Work through the entries below and report how many lines include "charter". The number alone is the answer.
** begin **
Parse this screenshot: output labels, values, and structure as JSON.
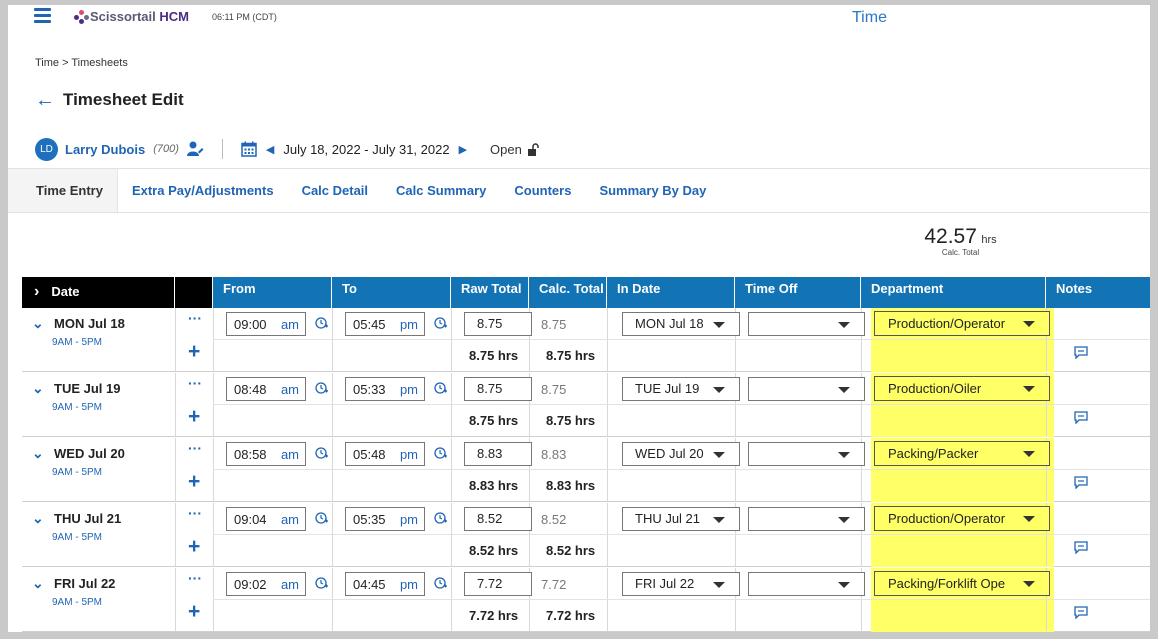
{
  "header": {
    "brand_prefix": "Scissortail",
    "brand_suffix": "HCM",
    "clock": "06:11 PM (CDT)",
    "app_title": "Time"
  },
  "breadcrumb": "Time > Timesheets",
  "page_title": "Timesheet Edit",
  "employee": {
    "initials": "LD",
    "name": "Larry Dubois",
    "id": "(700)",
    "date_range": "July 18, 2022 - July 31, 2022",
    "status": "Open"
  },
  "tabs": [
    "Time Entry",
    "Extra Pay/Adjustments",
    "Calc Detail",
    "Calc Summary",
    "Counters",
    "Summary By Day"
  ],
  "total": {
    "value": "42.57",
    "unit": "hrs",
    "label": "Calc. Total"
  },
  "columns": {
    "date": "Date",
    "from": "From",
    "to": "To",
    "raw_total": "Raw Total",
    "calc_total": "Calc. Total",
    "in_date": "In Date",
    "time_off": "Time Off",
    "department": "Department",
    "notes": "Notes"
  },
  "rows": [
    {
      "day": "MON Jul 18",
      "shift": "9AM - 5PM",
      "from_time": "09:00",
      "from_ampm": "am",
      "to_time": "05:45",
      "to_ampm": "pm",
      "raw": "8.75",
      "calc": "8.75",
      "raw_sum": "8.75 hrs",
      "calc_sum": "8.75 hrs",
      "in_date": "MON Jul 18",
      "time_off": "",
      "department": "Production/Operator"
    },
    {
      "day": "TUE Jul 19",
      "shift": "9AM - 5PM",
      "from_time": "08:48",
      "from_ampm": "am",
      "to_time": "05:33",
      "to_ampm": "pm",
      "raw": "8.75",
      "calc": "8.75",
      "raw_sum": "8.75 hrs",
      "calc_sum": "8.75 hrs",
      "in_date": "TUE Jul 19",
      "time_off": "",
      "department": "Production/Oiler"
    },
    {
      "day": "WED Jul 20",
      "shift": "9AM - 5PM",
      "from_time": "08:58",
      "from_ampm": "am",
      "to_time": "05:48",
      "to_ampm": "pm",
      "raw": "8.83",
      "calc": "8.83",
      "raw_sum": "8.83 hrs",
      "calc_sum": "8.83 hrs",
      "in_date": "WED Jul 20",
      "time_off": "",
      "department": "Packing/Packer"
    },
    {
      "day": "THU Jul 21",
      "shift": "9AM - 5PM",
      "from_time": "09:04",
      "from_ampm": "am",
      "to_time": "05:35",
      "to_ampm": "pm",
      "raw": "8.52",
      "calc": "8.52",
      "raw_sum": "8.52 hrs",
      "calc_sum": "8.52 hrs",
      "in_date": "THU Jul 21",
      "time_off": "",
      "department": "Production/Operator"
    },
    {
      "day": "FRI Jul 22",
      "shift": "9AM - 5PM",
      "from_time": "09:02",
      "from_ampm": "am",
      "to_time": "04:45",
      "to_ampm": "pm",
      "raw": "7.72",
      "calc": "7.72",
      "raw_sum": "7.72 hrs",
      "calc_sum": "7.72 hrs",
      "in_date": "FRI Jul 22",
      "time_off": "",
      "department": "Packing/Forklift Ope"
    }
  ],
  "colors": {
    "accent": "#1f64b5",
    "header_blue": "#1273b5",
    "highlight": "#ffff66"
  }
}
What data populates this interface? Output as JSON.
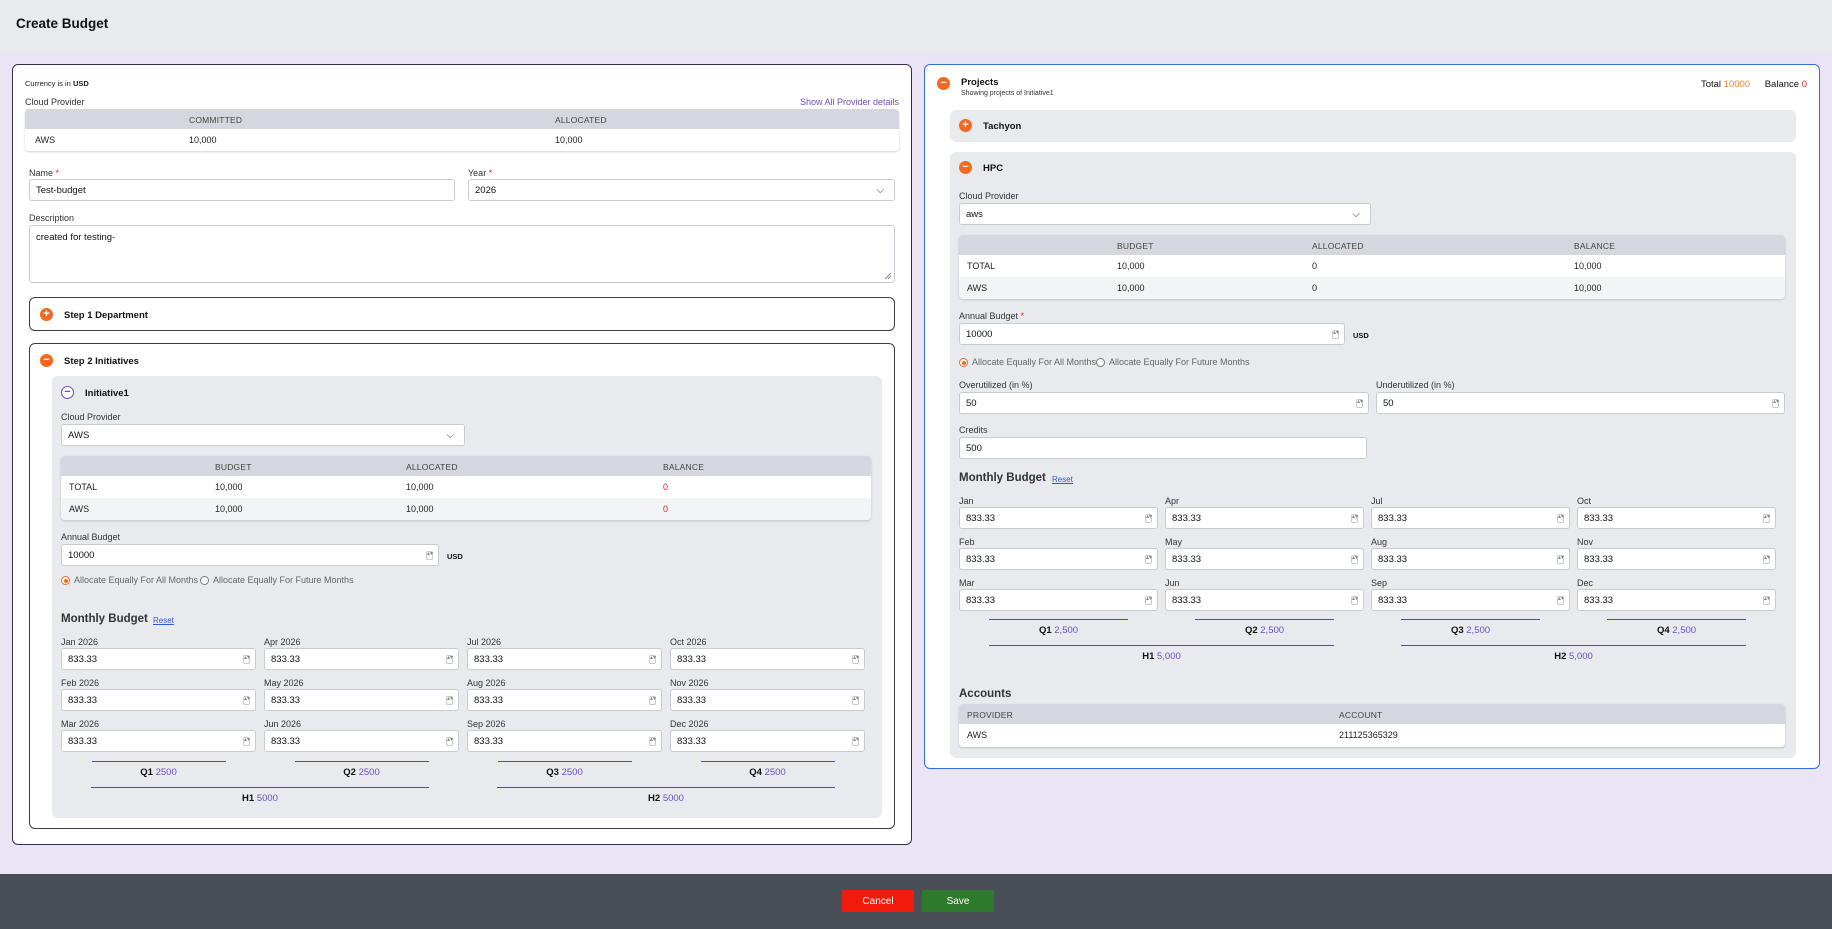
{
  "page": {
    "title": "Create Budget"
  },
  "footer": {
    "cancel_label": "Cancel",
    "save_label": "Save"
  },
  "left": {
    "currency_prefix": "Currency is in",
    "currency": "USD",
    "cloud_provider_label": "Cloud Provider",
    "show_all_link": "Show All Provider details",
    "provider_table": {
      "headers": [
        "COMMITTED",
        "ALLOCATED"
      ],
      "rows": [
        {
          "provider": "AWS",
          "committed": "10,000",
          "allocated": "10,000"
        }
      ]
    },
    "name_label": "Name",
    "name_value": "Test-budget",
    "year_label": "Year",
    "year_value": "2026",
    "required_mark": "*",
    "description_label": "Description",
    "description_value": "created for testing-",
    "step1_title": "Step 1 Department",
    "step2_title": "Step 2 Initiatives",
    "initiative": {
      "title": "Initiative1",
      "cloud_provider_label": "Cloud Provider",
      "cloud_provider_value": "AWS",
      "table": {
        "headers": [
          "BUDGET",
          "ALLOCATED",
          "BALANCE"
        ],
        "rows": [
          {
            "name": "TOTAL",
            "budget": "10,000",
            "allocated": "10,000",
            "balance": "0"
          },
          {
            "name": "AWS",
            "budget": "10,000",
            "allocated": "10,000",
            "balance": "0"
          }
        ]
      },
      "annual_label": "Annual Budget",
      "annual_value": "10000",
      "unit": "USD",
      "alloc_all_label": "Allocate Equally For All Months",
      "alloc_future_label": "Allocate Equally For Future Months",
      "monthly_title": "Monthly Budget",
      "reset_label": "Reset",
      "months": [
        {
          "label": "Jan 2026",
          "value": "833.33"
        },
        {
          "label": "Feb 2026",
          "value": "833.33"
        },
        {
          "label": "Mar 2026",
          "value": "833.33"
        },
        {
          "label": "Apr 2026",
          "value": "833.33"
        },
        {
          "label": "May 2026",
          "value": "833.33"
        },
        {
          "label": "Jun 2026",
          "value": "833.33"
        },
        {
          "label": "Jul 2026",
          "value": "833.33"
        },
        {
          "label": "Aug 2026",
          "value": "833.33"
        },
        {
          "label": "Sep 2026",
          "value": "833.33"
        },
        {
          "label": "Oct 2026",
          "value": "833.33"
        },
        {
          "label": "Nov 2026",
          "value": "833.33"
        },
        {
          "label": "Dec 2026",
          "value": "833.33"
        }
      ],
      "quarters": [
        {
          "label": "Q1",
          "value": "2500"
        },
        {
          "label": "Q2",
          "value": "2500"
        },
        {
          "label": "Q3",
          "value": "2500"
        },
        {
          "label": "Q4",
          "value": "2500"
        }
      ],
      "halves": [
        {
          "label": "H1",
          "value": "5000"
        },
        {
          "label": "H2",
          "value": "5000"
        }
      ]
    }
  },
  "right": {
    "projects_title": "Projects",
    "projects_subtitle": "Showing projects of Initiative1",
    "total_label": "Total",
    "total_value": "10000",
    "balance_label": "Balance",
    "balance_value": "0",
    "tachyon_title": "Tachyon",
    "hpc": {
      "title": "HPC",
      "cloud_provider_label": "Cloud Provider",
      "cloud_provider_value": "aws",
      "table": {
        "headers": [
          "BUDGET",
          "ALLOCATED",
          "BALANCE"
        ],
        "rows": [
          {
            "name": "TOTAL",
            "budget": "10,000",
            "allocated": "0",
            "balance": "10,000"
          },
          {
            "name": "AWS",
            "budget": "10,000",
            "allocated": "0",
            "balance": "10,000"
          }
        ]
      },
      "annual_label": "Annual Budget",
      "annual_value": "10000",
      "unit": "USD",
      "alloc_all_label": "Allocate Equally For All Months",
      "alloc_future_label": "Allocate Equally For Future Months",
      "over_label": "Overutilized (in %)",
      "over_value": "50",
      "under_label": "Underutilized (in %)",
      "under_value": "50",
      "credits_label": "Credits",
      "credits_value": "500",
      "monthly_title": "Monthly Budget",
      "reset_label": "Reset",
      "months": [
        {
          "label": "Jan",
          "value": "833.33"
        },
        {
          "label": "Feb",
          "value": "833.33"
        },
        {
          "label": "Mar",
          "value": "833.33"
        },
        {
          "label": "Apr",
          "value": "833.33"
        },
        {
          "label": "May",
          "value": "833.33"
        },
        {
          "label": "Jun",
          "value": "833.33"
        },
        {
          "label": "Jul",
          "value": "833.33"
        },
        {
          "label": "Aug",
          "value": "833.33"
        },
        {
          "label": "Sep",
          "value": "833.33"
        },
        {
          "label": "Oct",
          "value": "833.33"
        },
        {
          "label": "Nov",
          "value": "833.33"
        },
        {
          "label": "Dec",
          "value": "833.33"
        }
      ],
      "quarters": [
        {
          "label": "Q1",
          "value": "2,500"
        },
        {
          "label": "Q2",
          "value": "2,500"
        },
        {
          "label": "Q3",
          "value": "2,500"
        },
        {
          "label": "Q4",
          "value": "2,500"
        }
      ],
      "halves": [
        {
          "label": "H1",
          "value": "5,000"
        },
        {
          "label": "H2",
          "value": "5,000"
        }
      ],
      "accounts_title": "Accounts",
      "accounts_headers": [
        "PROVIDER",
        "ACCOUNT"
      ],
      "accounts_rows": [
        {
          "provider": "AWS",
          "account": "211125365329"
        }
      ]
    }
  },
  "colors": {
    "accent_orange": "#f26a21",
    "accent_purple": "#6b4fc2",
    "danger": "#e0221b",
    "success": "#2d7a2d"
  }
}
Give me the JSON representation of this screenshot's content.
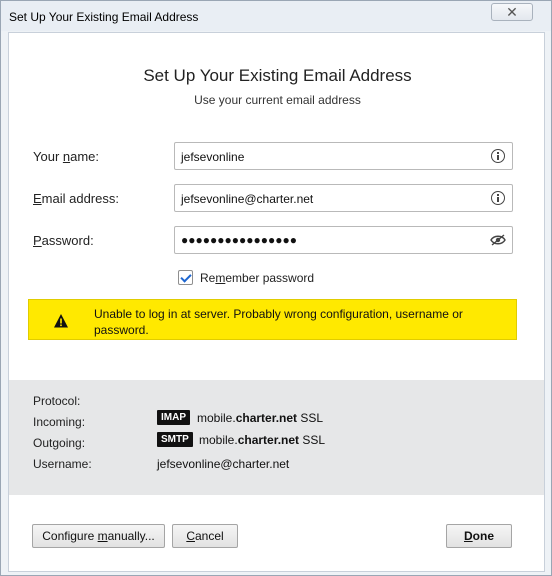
{
  "window": {
    "title": "Set Up Your Existing Email Address",
    "close_glyph": "✕"
  },
  "header": {
    "title": "Set Up Your Existing Email Address",
    "subtitle": "Use your current email address"
  },
  "form": {
    "name": {
      "label_pre": "Your ",
      "label_key": "n",
      "label_post": "ame:",
      "value": "jefsevonline"
    },
    "email": {
      "label_pre": "",
      "label_key": "E",
      "label_post": "mail address:",
      "value": "jefsevonline@charter.net"
    },
    "password": {
      "label_pre": "",
      "label_key": "P",
      "label_post": "assword:",
      "value": "●●●●●●●●●●●●●●●●"
    },
    "remember": {
      "checked": true,
      "label_pre": "Re",
      "label_key": "m",
      "label_post": "ember password"
    }
  },
  "warning": {
    "message": "Unable to log in at server. Probably wrong configuration, username or password.",
    "color": "#ffe900"
  },
  "summary": {
    "protocol_label": "Protocol:",
    "incoming_label": "Incoming:",
    "outgoing_label": "Outgoing:",
    "username_label": "Username:",
    "incoming": {
      "protocol": "IMAP",
      "host_prefix": "mobile.",
      "host_domain": "charter.net",
      "security": "SSL"
    },
    "outgoing": {
      "protocol": "SMTP",
      "host_prefix": "mobile.",
      "host_domain": "charter.net",
      "security": "SSL"
    },
    "username": "jefsevonline@charter.net"
  },
  "buttons": {
    "configure_pre": "Configure ",
    "configure_key": "m",
    "configure_post": "anually...",
    "cancel_pre": "",
    "cancel_key": "C",
    "cancel_post": "ancel",
    "done_pre": "",
    "done_key": "D",
    "done_post": "one"
  }
}
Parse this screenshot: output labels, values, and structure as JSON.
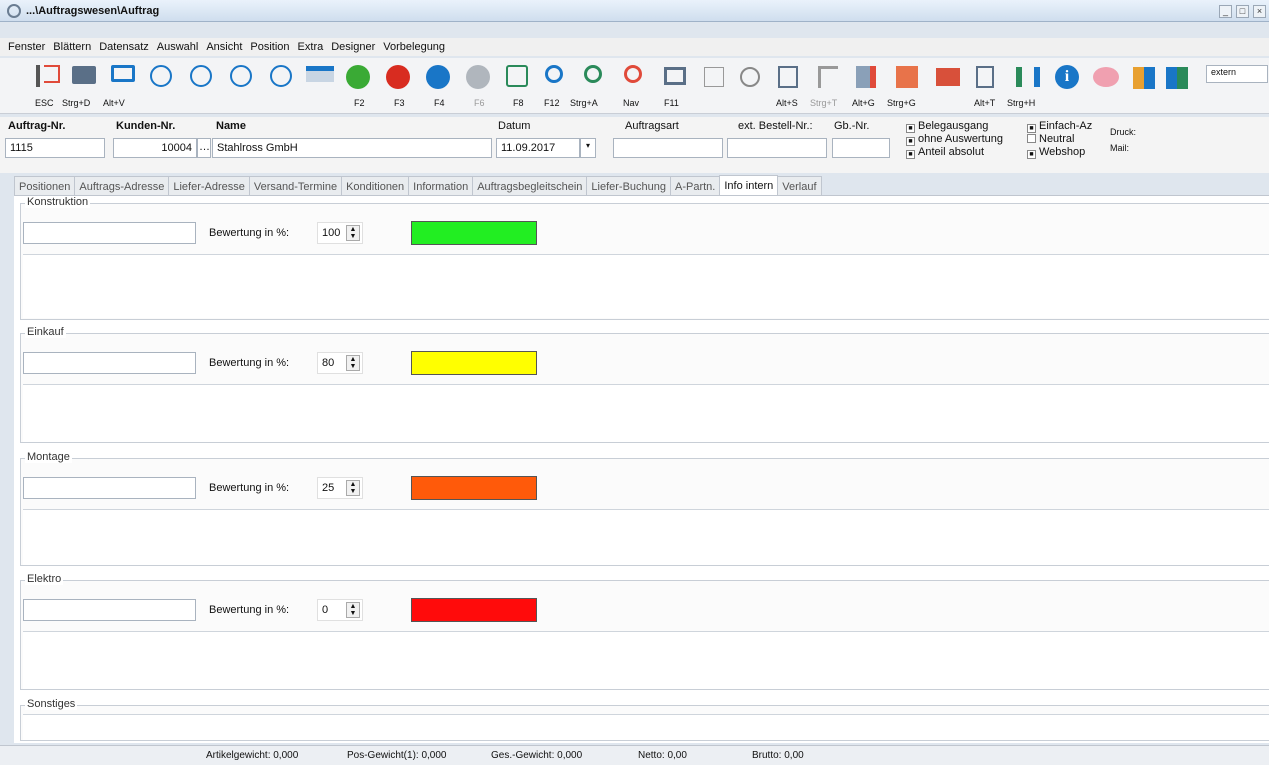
{
  "window": {
    "title": "...\\Auftragswesen\\Auftrag",
    "controls": [
      "_",
      "□",
      "×"
    ]
  },
  "menu": [
    "Fenster",
    "Blättern",
    "Datensatz",
    "Auswahl",
    "Ansicht",
    "Position",
    "Extra",
    "Designer",
    "Vorbelegung"
  ],
  "toolbar": {
    "keys": [
      "ESC",
      "Strg+D",
      "Alt+V",
      "F2",
      "F3",
      "F4",
      "F6",
      "F8",
      "F12",
      "Strg+A",
      "Nav",
      "F11",
      "Alt+S",
      "Strg+T",
      "Alt+G",
      "Strg+G",
      "Alt+T",
      "Strg+H"
    ],
    "search_value": "extern"
  },
  "header": {
    "auftrag_label": "Auftrag-Nr.",
    "auftrag_value": "1115",
    "kunden_label": "Kunden-Nr.",
    "kunden_value": "10004",
    "name_label": "Name",
    "name_value": "Stahlross GmbH",
    "datum_label": "Datum",
    "datum_value": "11.09.2017",
    "auftragsart_label": "Auftragsart",
    "bestell_label": "ext. Bestell-Nr.:",
    "gb_label": "Gb.-Nr.",
    "checks": {
      "belegausgang": "Belegausgang",
      "ohne": "ohne Auswertung",
      "anteil": "Anteil absolut",
      "einfach": "Einfach-Az",
      "neutral": "Neutral",
      "webshop": "Webshop"
    },
    "druck": "Druck:",
    "mail": "Mail:"
  },
  "tabs": [
    "Positionen",
    "Auftrags-Adresse",
    "Liefer-Adresse",
    "Versand-Termine",
    "Konditionen",
    "Information",
    "Auftragsbegleitschein",
    "Liefer-Buchung",
    "A-Partn.",
    "Info intern",
    "Verlauf"
  ],
  "groups": [
    {
      "title": "Konstruktion",
      "label": "Bewertung in %:",
      "value": "100",
      "color": "#22ee22"
    },
    {
      "title": "Einkauf",
      "label": "Bewertung in %:",
      "value": "80",
      "color": "#ffff00"
    },
    {
      "title": "Montage",
      "label": "Bewertung in %:",
      "value": "25",
      "color": "#ff5a0a"
    },
    {
      "title": "Elektro",
      "label": "Bewertung in %:",
      "value": "0",
      "color": "#ff0b0b"
    }
  ],
  "sonstiges": "Sonstiges",
  "status": {
    "artikel": "Artikelgewicht: 0,000",
    "pos": "Pos-Gewicht(1): 0,000",
    "ges": "Ges.-Gewicht: 0,000",
    "netto": "Netto: 0,00",
    "brutto": "Brutto: 0,00"
  }
}
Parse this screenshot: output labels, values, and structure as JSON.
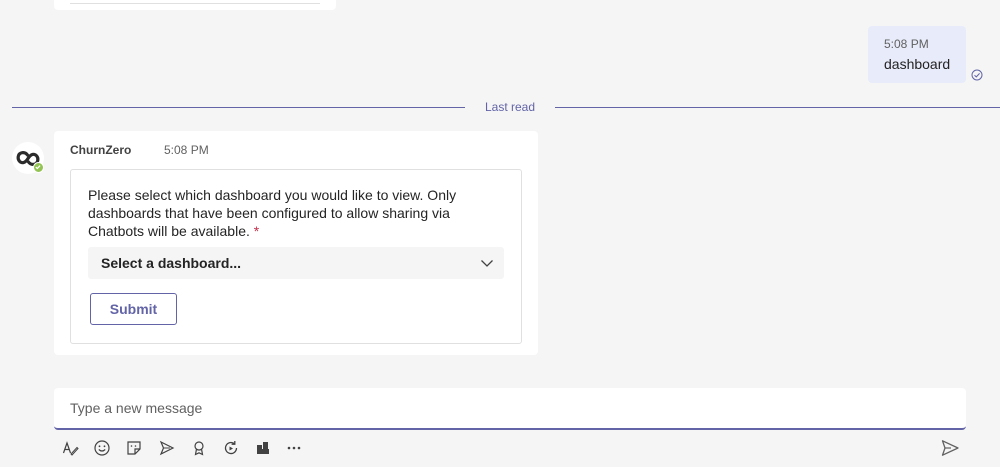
** end **
Task result:
4